> _TASK TO COMPLETE_
Search the data below for the string "title". Extract every line that contains it.
++++++++++
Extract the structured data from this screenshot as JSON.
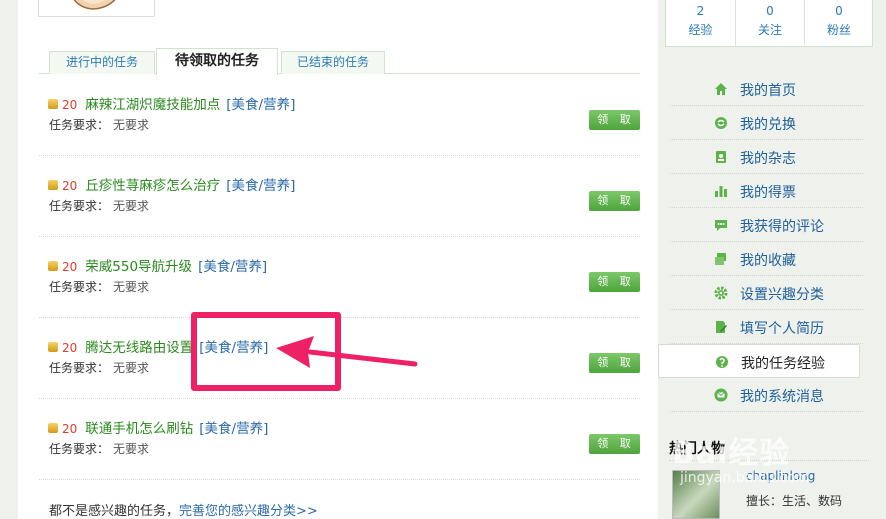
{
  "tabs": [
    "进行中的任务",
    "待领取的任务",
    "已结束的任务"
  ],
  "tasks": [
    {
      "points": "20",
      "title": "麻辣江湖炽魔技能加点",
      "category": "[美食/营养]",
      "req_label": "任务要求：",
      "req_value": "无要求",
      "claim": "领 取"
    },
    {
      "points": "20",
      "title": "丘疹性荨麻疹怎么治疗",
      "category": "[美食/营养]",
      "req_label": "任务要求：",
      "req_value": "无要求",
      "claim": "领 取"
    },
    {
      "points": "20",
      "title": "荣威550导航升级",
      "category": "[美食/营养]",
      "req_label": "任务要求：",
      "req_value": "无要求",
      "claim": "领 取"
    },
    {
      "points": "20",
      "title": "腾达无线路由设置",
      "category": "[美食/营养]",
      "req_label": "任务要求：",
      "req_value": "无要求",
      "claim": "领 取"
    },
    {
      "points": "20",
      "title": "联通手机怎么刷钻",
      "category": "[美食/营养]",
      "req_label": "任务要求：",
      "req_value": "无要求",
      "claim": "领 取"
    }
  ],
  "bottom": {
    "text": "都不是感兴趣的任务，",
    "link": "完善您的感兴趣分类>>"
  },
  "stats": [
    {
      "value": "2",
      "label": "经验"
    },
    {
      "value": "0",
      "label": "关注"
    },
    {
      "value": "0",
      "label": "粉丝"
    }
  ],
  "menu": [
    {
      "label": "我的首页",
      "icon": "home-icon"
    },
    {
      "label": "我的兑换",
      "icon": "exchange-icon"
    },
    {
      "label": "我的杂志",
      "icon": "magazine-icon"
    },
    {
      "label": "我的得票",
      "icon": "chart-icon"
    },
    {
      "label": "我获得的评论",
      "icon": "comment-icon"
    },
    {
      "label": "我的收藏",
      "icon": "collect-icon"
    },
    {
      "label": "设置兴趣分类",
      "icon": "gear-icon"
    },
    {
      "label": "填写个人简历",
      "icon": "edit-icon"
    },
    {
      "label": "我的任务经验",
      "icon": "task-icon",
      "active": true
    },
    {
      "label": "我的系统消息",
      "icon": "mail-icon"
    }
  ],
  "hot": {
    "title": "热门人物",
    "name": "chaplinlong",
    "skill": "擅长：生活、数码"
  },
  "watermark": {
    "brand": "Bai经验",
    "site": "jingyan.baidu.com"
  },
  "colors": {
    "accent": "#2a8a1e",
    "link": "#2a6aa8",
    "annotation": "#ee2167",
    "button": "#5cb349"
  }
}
++++++++++
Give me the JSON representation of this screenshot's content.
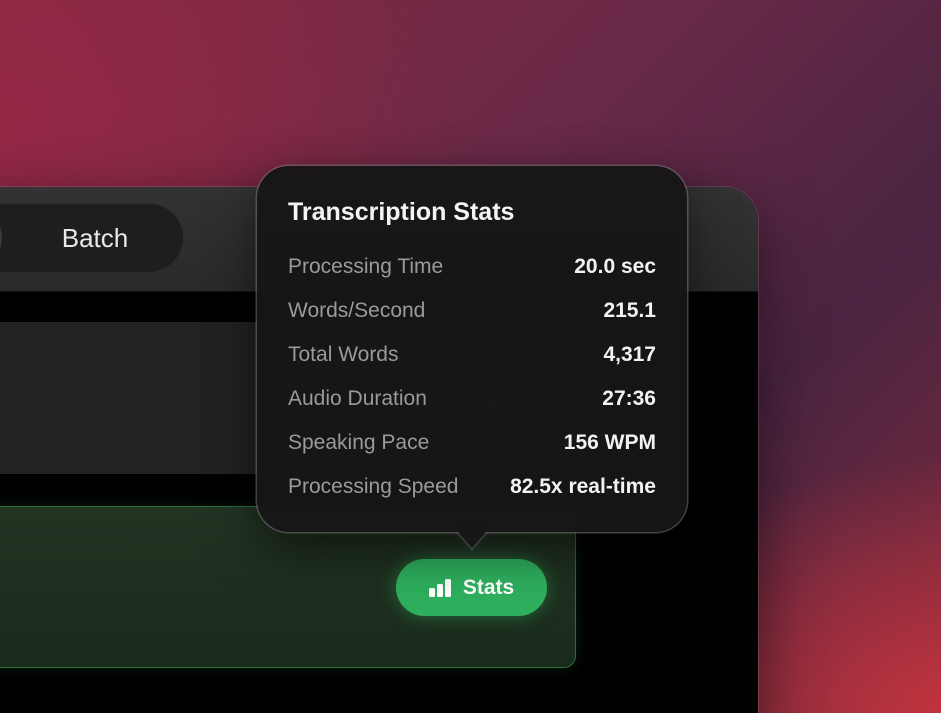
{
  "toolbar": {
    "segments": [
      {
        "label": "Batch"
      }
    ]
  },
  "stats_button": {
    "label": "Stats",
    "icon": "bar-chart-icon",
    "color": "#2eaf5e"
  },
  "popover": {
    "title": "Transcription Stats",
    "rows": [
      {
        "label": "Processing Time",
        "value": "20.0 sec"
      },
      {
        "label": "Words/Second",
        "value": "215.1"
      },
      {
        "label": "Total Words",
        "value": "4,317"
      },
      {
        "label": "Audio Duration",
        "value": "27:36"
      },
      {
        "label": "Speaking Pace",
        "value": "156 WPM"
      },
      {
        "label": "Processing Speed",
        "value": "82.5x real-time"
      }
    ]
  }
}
++++++++++
> _COMPLETE RESPONSE_
      "title": "麻辣江湖炽魔技能加点",
      "title": "丘疹性荨麻疹怎么治疗",
      "title": "荣威550导航升级",
      "title": "腾达无线路由设置",
      "title": "联通手机怎么刷钻",
    "title": "热门人物",
    "title": "Transcription Stats",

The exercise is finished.